▸ Task to carry out:
Below are the records; locate each line with the word "screenshot" and copy it.

== Extracted information

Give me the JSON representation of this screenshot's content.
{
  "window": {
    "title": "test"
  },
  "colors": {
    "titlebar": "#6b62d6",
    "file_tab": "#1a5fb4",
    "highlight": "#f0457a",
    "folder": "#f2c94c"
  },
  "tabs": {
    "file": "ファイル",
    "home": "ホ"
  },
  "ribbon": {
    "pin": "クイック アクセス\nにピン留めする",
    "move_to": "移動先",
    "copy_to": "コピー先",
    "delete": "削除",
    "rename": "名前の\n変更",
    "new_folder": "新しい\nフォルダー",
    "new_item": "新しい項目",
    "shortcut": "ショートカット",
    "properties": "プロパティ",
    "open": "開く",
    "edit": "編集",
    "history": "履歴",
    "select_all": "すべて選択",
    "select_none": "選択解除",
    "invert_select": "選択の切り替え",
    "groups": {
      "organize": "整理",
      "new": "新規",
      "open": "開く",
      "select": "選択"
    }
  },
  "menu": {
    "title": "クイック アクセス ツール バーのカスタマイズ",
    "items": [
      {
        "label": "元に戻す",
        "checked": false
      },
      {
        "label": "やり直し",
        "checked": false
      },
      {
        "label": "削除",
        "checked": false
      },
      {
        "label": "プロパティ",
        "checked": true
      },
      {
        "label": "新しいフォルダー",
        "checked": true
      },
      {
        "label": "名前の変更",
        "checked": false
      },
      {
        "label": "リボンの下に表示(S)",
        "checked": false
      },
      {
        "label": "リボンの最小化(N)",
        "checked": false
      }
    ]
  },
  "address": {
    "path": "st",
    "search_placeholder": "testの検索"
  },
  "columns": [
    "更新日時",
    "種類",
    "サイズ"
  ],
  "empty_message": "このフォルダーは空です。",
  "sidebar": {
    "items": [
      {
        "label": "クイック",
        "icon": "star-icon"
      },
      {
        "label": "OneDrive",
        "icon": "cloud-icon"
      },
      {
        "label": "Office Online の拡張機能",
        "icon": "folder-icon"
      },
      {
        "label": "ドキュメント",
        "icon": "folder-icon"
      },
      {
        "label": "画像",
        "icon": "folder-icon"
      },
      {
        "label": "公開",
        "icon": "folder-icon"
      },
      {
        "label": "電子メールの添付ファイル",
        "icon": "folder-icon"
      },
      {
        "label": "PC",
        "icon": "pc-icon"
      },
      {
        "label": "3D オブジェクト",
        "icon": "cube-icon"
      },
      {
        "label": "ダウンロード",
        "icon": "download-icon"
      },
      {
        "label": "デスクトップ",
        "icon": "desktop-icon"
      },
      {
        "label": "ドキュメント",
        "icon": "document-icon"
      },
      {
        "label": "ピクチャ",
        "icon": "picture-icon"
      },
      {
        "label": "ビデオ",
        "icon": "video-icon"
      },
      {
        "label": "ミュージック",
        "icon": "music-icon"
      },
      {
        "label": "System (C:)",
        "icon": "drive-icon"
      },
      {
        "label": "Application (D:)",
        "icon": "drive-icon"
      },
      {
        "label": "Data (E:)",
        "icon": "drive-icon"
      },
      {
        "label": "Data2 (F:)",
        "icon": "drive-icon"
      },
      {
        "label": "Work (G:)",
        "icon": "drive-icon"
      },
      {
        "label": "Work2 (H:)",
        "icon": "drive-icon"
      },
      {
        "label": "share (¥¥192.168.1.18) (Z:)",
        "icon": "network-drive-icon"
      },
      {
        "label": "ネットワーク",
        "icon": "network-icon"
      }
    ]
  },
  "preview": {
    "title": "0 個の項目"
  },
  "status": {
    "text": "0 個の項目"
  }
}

====
== Extracted information

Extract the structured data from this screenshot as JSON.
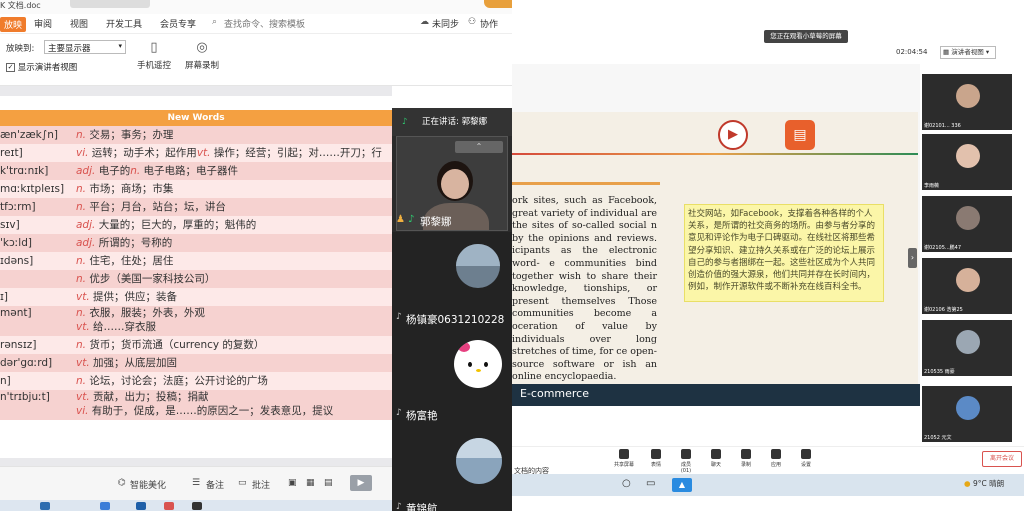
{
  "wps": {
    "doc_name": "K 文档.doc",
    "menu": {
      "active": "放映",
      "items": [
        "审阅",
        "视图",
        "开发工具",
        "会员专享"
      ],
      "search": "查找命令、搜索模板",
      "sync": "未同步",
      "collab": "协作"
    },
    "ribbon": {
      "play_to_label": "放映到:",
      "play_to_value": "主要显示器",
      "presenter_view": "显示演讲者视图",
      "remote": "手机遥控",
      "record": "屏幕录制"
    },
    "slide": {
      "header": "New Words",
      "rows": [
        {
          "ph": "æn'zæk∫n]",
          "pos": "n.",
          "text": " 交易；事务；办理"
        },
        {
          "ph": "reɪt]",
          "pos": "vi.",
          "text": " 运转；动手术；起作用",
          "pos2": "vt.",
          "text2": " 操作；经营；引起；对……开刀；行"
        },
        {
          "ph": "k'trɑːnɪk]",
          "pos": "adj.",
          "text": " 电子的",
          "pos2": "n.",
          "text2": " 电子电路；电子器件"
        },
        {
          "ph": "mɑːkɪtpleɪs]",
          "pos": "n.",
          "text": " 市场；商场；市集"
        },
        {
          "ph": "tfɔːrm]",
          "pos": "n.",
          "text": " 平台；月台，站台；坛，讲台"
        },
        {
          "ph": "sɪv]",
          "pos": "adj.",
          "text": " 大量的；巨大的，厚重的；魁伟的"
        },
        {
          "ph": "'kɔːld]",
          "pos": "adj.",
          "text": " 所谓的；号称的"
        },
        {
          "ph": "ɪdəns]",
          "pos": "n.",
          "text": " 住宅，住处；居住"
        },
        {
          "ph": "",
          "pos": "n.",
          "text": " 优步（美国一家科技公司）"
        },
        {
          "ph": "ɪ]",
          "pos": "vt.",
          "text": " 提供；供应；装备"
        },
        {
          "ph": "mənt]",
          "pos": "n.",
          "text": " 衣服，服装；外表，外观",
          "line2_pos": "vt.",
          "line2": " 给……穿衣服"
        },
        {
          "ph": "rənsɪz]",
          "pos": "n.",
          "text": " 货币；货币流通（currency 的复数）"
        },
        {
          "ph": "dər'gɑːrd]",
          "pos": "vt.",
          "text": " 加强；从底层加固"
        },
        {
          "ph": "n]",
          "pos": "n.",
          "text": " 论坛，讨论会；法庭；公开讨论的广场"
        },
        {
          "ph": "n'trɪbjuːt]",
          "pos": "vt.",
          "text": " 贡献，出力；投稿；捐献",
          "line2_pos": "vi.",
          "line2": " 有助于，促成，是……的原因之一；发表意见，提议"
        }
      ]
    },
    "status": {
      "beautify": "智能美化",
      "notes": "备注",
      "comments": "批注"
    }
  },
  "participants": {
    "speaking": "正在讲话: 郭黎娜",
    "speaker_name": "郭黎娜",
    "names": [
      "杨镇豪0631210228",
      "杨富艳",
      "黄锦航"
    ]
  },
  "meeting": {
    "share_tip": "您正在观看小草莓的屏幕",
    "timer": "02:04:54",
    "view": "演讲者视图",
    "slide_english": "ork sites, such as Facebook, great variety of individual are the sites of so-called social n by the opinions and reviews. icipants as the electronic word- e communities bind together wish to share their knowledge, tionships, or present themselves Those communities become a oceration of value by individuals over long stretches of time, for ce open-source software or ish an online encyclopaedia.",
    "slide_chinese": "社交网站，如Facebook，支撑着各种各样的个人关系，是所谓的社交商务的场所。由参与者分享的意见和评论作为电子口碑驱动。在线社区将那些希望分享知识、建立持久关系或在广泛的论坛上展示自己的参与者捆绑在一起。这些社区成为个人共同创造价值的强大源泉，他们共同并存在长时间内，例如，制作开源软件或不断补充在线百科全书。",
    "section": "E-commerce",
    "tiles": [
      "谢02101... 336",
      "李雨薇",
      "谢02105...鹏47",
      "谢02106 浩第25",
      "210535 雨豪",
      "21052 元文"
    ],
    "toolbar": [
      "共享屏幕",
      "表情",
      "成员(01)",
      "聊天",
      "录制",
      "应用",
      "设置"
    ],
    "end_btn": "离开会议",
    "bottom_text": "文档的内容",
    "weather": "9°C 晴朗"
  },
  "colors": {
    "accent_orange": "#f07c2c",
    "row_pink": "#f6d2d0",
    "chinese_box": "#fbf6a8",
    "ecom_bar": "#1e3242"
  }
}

====

▸ Output:
Give me the JSON representation of this screenshot's content.
Extract the structured data from this screenshot as JSON.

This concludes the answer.